*The problem*. Find the lines that contain the word "PRICES" and copy each one.

*Data to use*.
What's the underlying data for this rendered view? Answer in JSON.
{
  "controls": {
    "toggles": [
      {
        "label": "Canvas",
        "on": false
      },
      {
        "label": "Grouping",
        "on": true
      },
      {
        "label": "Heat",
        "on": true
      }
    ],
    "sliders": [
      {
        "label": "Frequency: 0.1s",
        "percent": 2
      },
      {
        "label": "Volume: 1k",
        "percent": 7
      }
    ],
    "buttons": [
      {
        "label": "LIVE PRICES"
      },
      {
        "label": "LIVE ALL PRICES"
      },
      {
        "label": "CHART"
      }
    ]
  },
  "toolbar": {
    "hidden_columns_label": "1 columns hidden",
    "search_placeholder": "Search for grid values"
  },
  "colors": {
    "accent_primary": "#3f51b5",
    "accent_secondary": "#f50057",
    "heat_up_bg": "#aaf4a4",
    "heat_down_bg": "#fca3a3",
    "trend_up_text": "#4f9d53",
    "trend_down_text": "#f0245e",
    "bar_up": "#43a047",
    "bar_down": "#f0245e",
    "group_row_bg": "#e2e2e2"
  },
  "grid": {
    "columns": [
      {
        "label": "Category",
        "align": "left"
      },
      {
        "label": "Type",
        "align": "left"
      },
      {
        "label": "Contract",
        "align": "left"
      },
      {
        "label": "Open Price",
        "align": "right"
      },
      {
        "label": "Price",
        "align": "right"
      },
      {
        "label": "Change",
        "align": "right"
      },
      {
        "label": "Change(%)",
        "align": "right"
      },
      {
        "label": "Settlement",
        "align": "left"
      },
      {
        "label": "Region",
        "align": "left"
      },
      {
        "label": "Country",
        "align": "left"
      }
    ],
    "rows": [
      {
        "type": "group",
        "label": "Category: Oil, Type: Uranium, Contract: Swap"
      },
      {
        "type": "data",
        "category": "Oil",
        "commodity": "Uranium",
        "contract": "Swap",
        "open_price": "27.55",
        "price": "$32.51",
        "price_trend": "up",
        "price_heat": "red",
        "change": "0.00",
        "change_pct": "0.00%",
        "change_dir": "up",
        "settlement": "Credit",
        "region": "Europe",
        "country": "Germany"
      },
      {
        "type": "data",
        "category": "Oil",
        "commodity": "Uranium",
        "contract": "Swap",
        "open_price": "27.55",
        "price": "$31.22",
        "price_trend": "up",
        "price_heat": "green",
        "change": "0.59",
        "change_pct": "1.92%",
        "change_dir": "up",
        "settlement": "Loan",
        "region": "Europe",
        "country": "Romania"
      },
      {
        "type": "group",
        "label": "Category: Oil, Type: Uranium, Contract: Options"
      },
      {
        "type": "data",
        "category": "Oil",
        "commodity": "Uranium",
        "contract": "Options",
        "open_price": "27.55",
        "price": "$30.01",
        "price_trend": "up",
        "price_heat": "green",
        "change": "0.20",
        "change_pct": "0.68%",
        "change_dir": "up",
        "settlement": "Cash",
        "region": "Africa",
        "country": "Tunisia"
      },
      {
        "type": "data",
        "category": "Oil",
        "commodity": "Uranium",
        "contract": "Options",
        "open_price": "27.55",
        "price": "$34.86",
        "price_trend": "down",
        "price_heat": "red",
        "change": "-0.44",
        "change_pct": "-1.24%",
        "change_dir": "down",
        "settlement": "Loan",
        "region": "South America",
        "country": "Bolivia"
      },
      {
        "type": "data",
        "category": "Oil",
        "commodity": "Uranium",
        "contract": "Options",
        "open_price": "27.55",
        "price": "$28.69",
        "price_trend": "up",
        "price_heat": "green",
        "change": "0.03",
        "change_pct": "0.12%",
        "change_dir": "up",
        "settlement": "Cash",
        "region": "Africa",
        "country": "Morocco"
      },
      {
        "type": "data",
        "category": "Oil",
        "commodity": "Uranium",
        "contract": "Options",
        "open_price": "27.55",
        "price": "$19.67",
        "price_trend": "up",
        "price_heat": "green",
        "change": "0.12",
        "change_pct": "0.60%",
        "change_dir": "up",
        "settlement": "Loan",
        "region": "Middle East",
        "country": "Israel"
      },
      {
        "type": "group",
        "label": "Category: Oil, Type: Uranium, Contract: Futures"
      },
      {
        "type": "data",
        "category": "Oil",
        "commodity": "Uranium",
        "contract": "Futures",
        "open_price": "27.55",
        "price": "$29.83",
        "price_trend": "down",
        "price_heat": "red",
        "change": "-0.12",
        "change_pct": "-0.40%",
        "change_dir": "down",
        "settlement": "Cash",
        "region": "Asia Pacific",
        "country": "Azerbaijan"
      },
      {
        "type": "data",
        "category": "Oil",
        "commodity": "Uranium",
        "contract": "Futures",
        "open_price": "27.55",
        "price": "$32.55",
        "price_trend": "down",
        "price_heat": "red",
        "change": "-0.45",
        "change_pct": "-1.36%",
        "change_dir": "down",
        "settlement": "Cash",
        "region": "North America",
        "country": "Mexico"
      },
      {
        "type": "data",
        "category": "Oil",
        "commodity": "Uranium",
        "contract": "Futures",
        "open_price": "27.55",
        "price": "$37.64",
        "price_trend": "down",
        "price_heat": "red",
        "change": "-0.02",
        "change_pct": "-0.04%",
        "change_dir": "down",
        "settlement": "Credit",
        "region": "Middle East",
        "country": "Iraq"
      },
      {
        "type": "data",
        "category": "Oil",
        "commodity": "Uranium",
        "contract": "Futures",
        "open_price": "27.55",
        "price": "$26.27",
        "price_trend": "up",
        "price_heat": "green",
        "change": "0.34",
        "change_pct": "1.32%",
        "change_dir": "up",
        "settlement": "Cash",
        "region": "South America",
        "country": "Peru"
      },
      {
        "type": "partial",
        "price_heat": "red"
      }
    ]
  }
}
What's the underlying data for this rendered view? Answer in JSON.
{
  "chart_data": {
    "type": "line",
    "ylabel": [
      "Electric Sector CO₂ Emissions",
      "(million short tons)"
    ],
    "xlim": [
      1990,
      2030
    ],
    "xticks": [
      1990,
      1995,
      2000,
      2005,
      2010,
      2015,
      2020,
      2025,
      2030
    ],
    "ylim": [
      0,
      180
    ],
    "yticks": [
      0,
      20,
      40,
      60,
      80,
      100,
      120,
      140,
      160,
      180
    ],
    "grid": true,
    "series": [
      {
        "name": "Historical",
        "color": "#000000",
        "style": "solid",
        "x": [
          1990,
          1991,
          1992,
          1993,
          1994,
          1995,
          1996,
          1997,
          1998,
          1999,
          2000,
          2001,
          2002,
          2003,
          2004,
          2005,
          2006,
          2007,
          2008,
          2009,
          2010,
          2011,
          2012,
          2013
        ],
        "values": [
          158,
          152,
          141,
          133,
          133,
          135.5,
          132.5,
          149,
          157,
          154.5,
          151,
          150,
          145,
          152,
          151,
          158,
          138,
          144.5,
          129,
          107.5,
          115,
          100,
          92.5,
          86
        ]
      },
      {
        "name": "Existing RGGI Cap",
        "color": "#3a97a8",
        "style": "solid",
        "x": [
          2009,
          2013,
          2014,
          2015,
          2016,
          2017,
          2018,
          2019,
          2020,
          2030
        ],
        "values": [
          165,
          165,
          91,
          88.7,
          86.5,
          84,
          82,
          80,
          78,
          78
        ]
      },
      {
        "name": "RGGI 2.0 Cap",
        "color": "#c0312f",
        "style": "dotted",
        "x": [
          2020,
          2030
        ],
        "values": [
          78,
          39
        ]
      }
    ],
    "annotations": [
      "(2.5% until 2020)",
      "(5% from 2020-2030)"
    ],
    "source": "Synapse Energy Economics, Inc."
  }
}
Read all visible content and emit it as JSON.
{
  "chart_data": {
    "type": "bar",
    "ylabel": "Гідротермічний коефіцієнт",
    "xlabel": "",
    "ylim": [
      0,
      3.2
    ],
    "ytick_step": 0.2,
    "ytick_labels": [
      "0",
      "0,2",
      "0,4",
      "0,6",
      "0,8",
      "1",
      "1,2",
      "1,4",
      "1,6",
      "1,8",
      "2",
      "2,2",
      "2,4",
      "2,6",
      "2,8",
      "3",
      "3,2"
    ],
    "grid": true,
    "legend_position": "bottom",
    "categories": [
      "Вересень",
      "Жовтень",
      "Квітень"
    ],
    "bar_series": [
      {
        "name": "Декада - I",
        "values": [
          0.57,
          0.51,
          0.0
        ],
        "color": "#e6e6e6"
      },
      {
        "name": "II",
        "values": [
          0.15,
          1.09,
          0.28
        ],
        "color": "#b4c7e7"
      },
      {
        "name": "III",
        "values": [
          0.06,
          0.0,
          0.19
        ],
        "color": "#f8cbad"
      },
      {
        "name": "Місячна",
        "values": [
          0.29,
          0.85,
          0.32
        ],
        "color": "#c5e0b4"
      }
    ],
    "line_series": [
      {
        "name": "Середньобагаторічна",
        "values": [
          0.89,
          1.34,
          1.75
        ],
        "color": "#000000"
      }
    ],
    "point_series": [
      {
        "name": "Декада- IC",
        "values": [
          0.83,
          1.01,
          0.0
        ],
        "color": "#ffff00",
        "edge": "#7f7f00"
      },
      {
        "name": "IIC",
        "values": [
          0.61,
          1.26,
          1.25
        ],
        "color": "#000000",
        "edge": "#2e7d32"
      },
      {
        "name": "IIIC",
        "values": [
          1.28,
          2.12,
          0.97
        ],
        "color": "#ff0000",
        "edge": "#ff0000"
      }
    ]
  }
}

*Expected answer*.
        "label": "LIVE PRICES"
        "label": "LIVE ALL PRICES"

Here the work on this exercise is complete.